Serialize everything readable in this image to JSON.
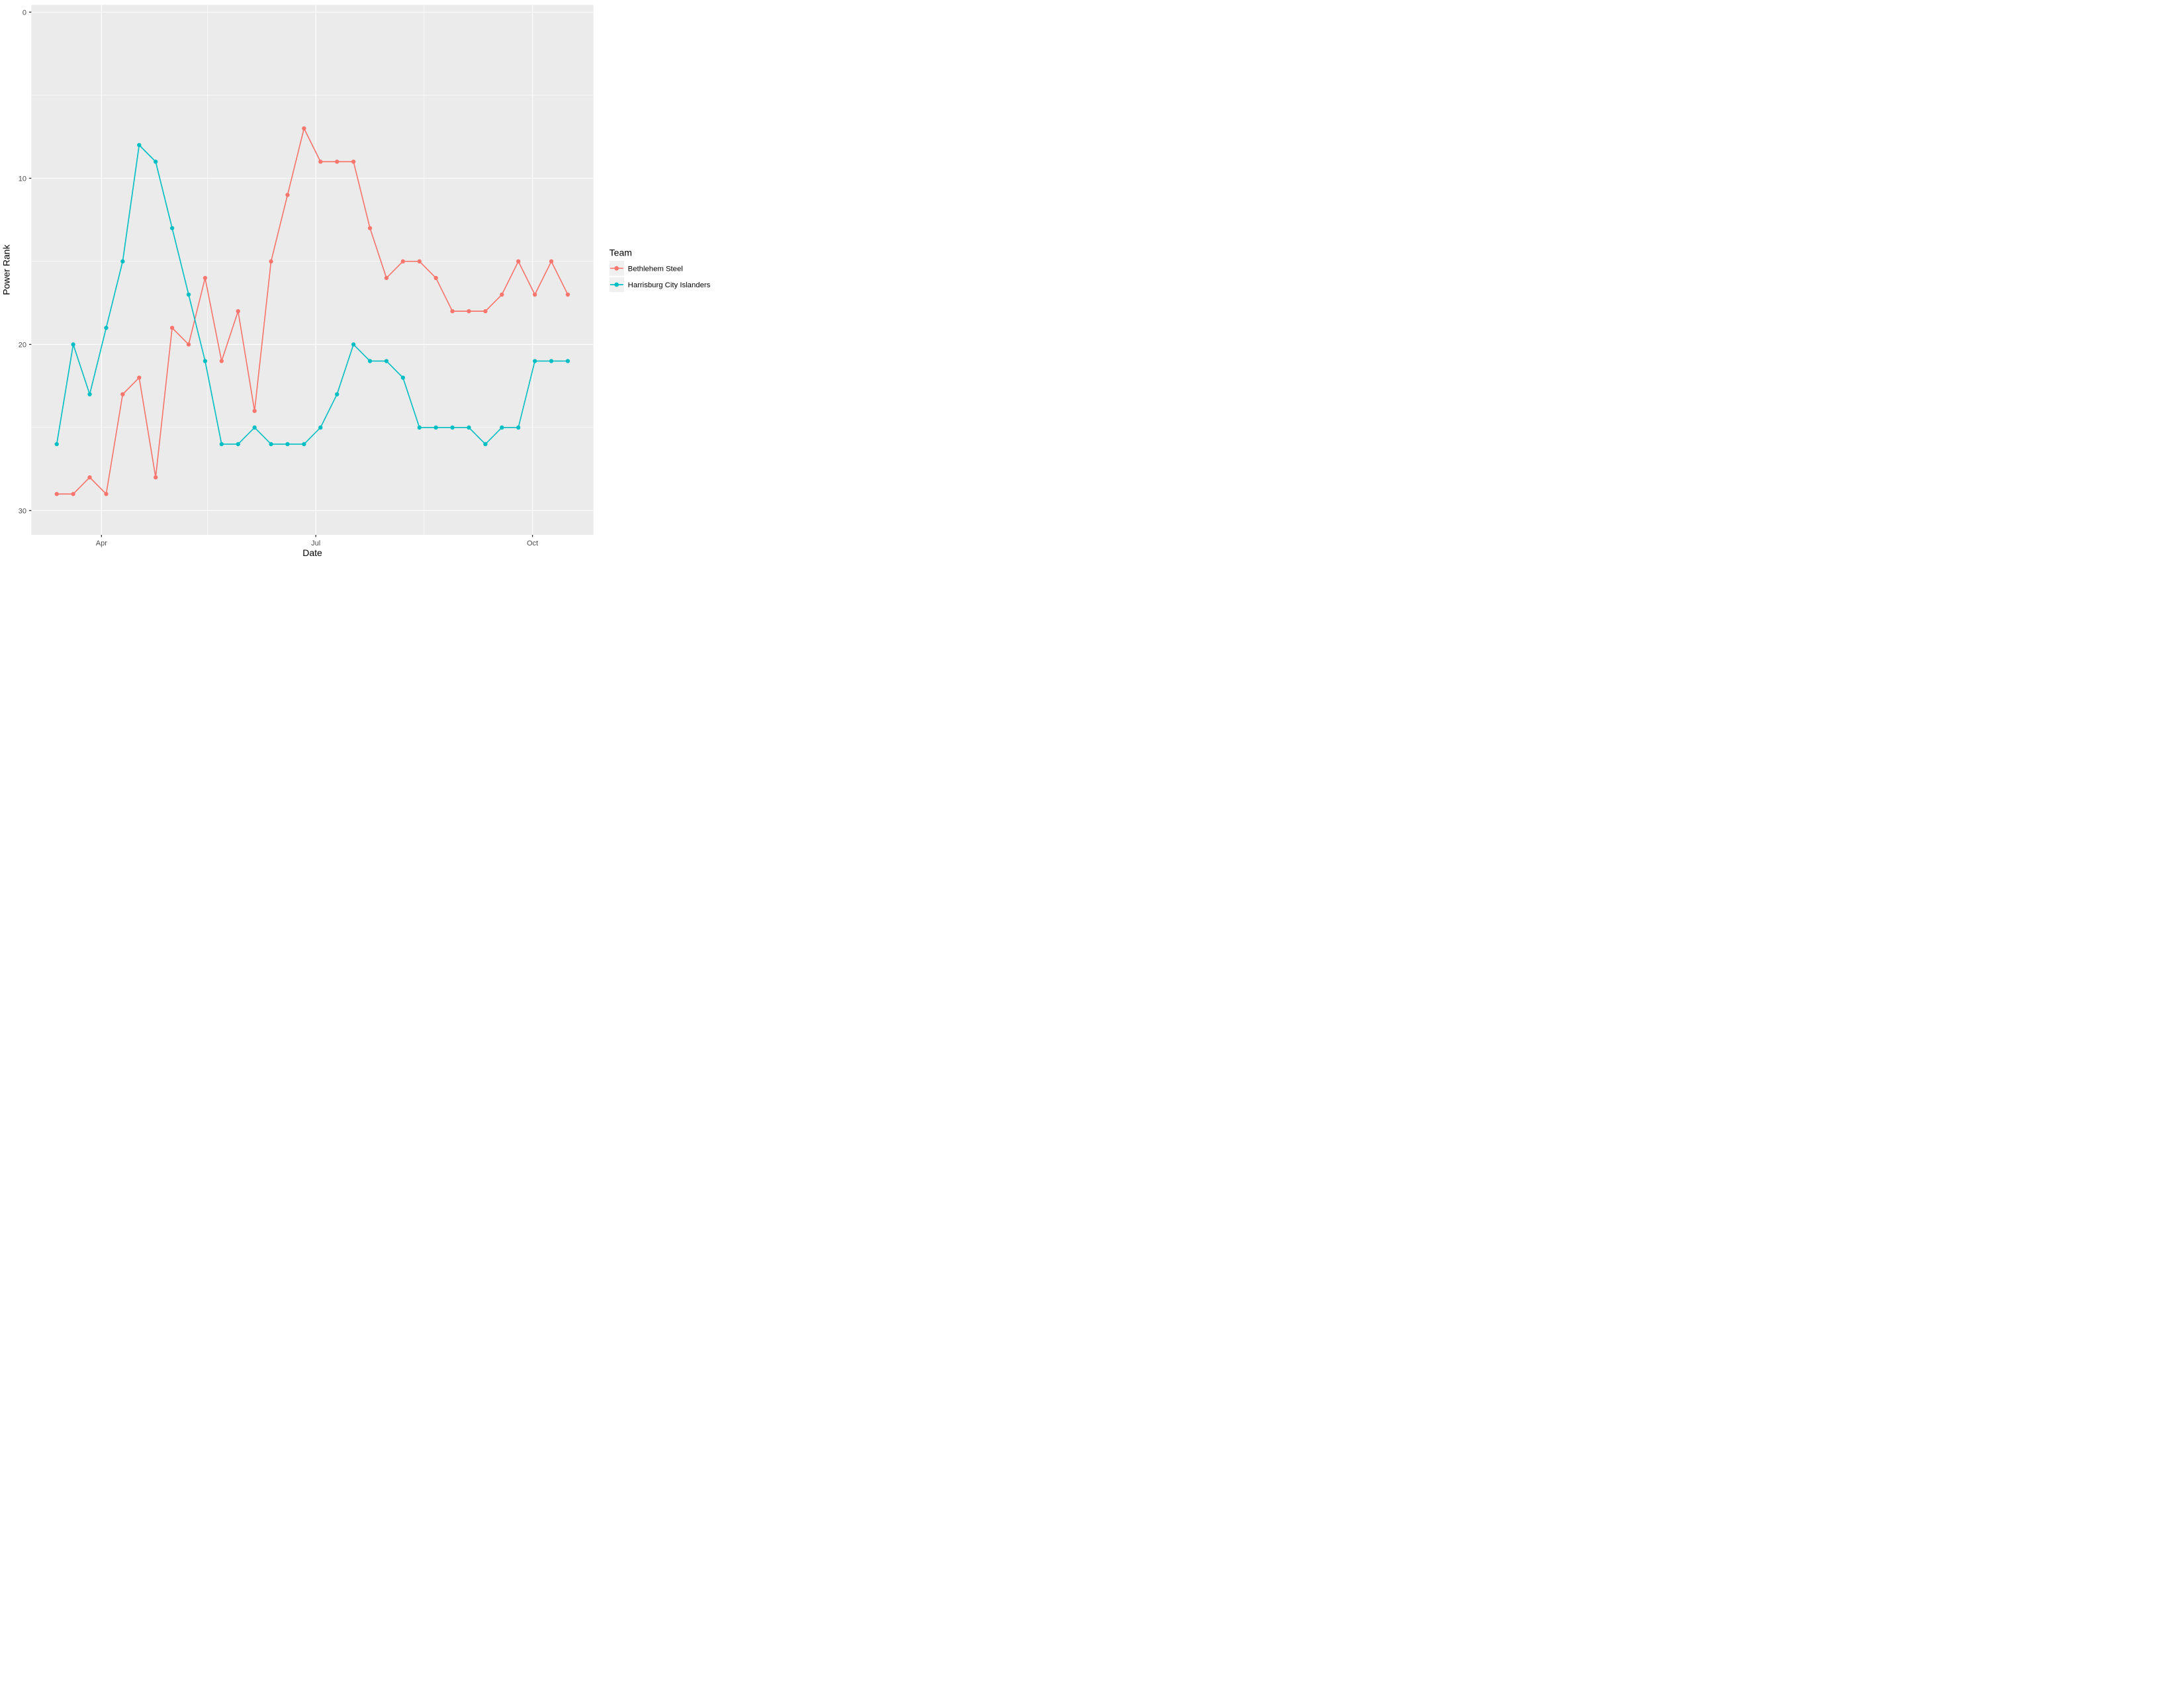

● ● ● ● ●

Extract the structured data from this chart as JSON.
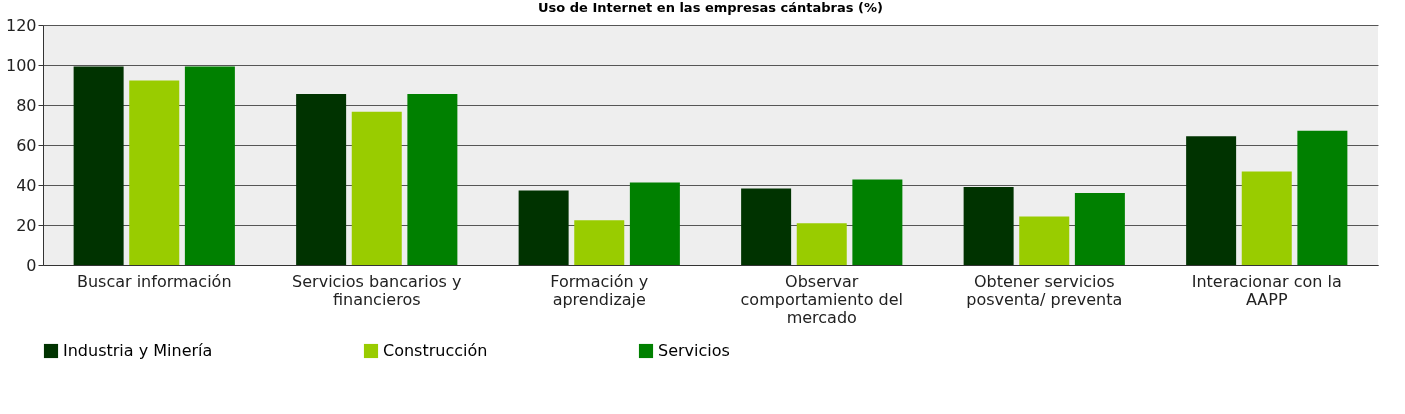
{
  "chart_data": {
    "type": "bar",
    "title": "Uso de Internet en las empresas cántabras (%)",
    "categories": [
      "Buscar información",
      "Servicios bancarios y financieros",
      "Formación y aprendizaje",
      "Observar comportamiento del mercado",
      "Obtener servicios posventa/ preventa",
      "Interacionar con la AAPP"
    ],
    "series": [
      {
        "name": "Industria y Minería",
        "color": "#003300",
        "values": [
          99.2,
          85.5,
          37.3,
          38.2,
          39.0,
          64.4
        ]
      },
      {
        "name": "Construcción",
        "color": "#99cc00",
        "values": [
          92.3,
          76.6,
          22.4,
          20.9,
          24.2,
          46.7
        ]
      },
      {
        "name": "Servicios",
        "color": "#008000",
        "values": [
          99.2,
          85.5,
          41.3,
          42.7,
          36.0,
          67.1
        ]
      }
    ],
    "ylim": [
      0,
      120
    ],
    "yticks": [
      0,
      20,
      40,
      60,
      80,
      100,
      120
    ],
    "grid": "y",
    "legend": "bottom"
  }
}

● ● ● ● ●

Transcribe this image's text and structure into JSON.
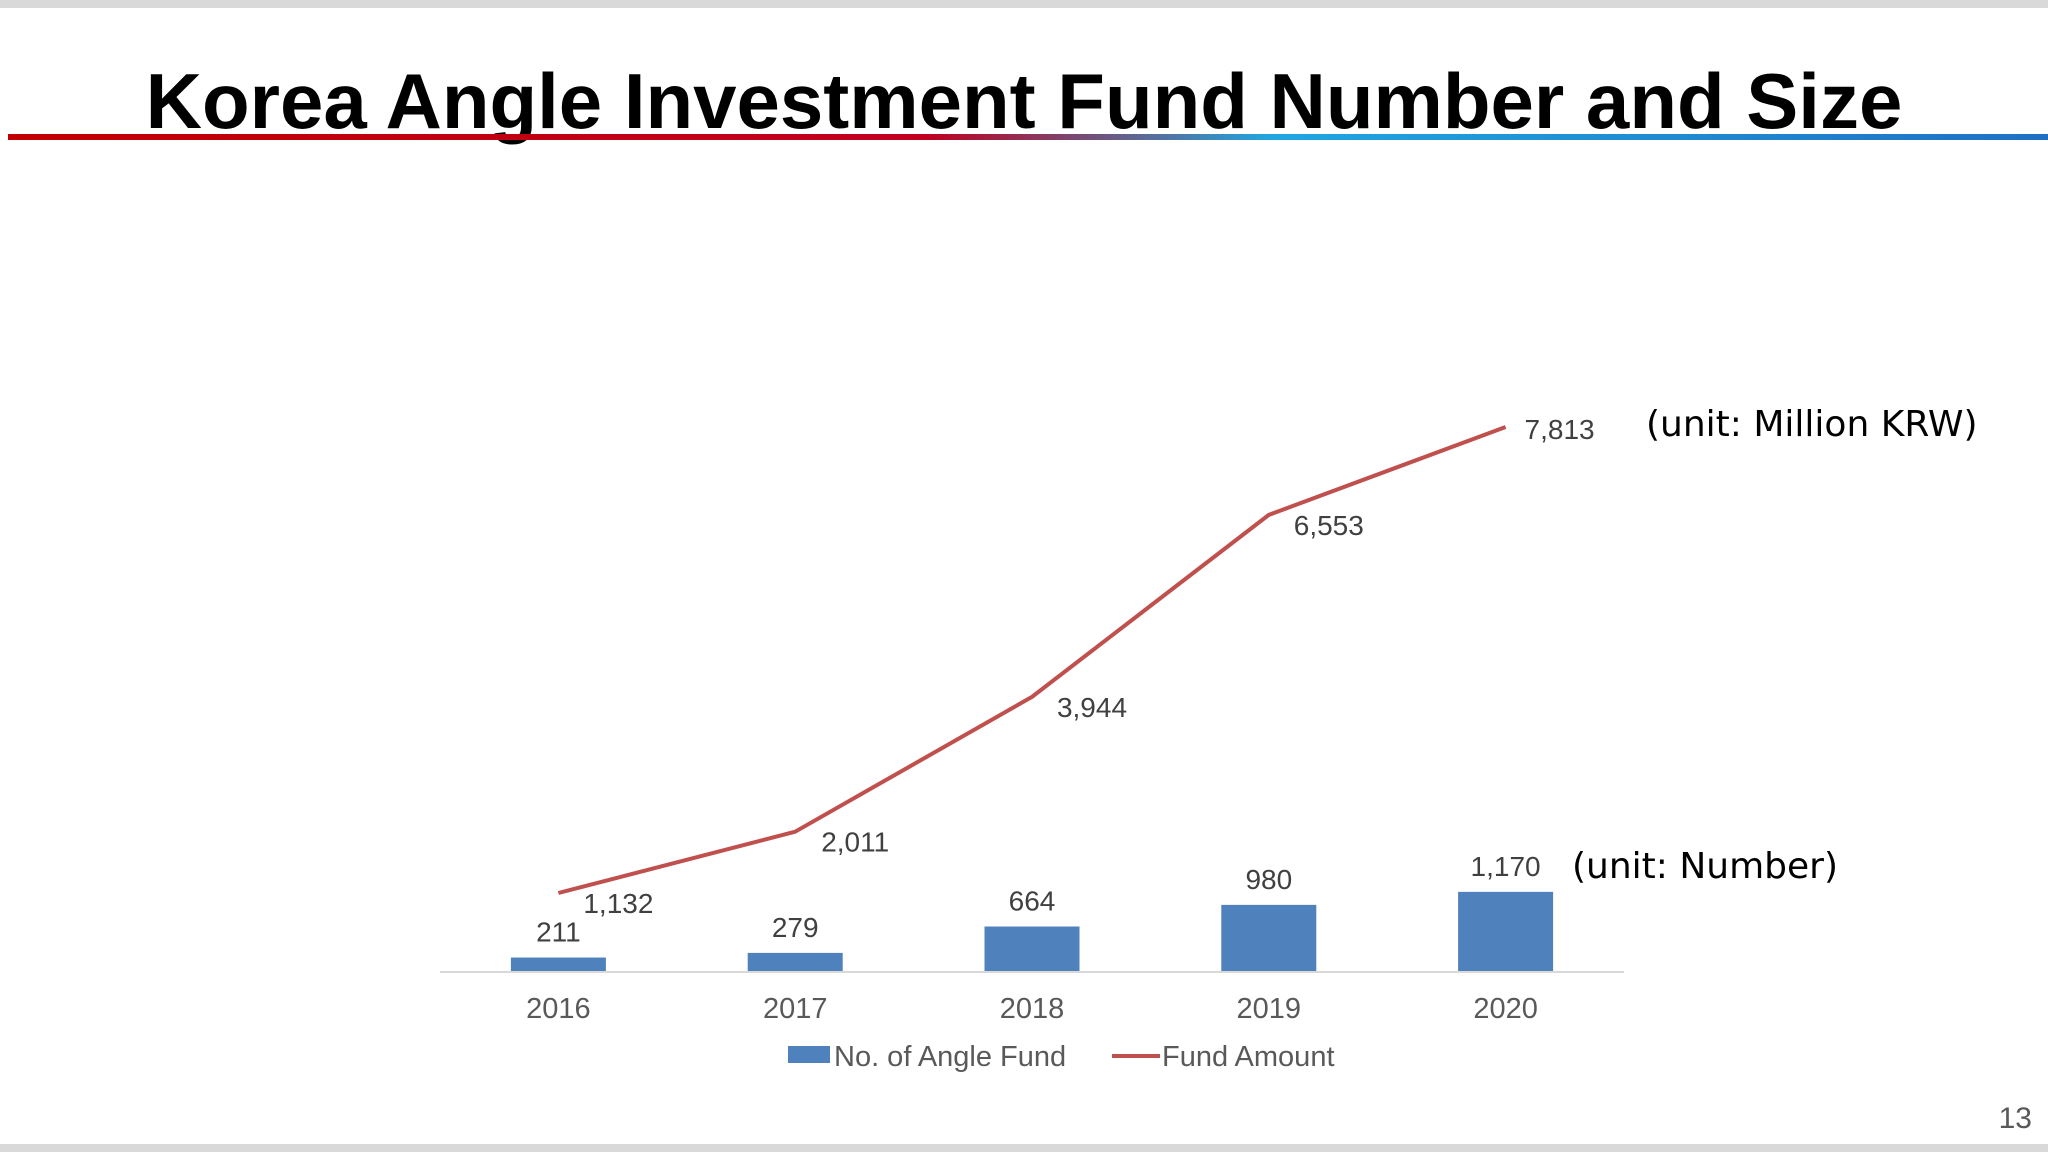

● ● ● ● ●

▸ **REQUIRED TASK**: Exactly how many lines of the listing above contain the string "image"? Give no more than the number.

▸ **TASK ANSWER**: 2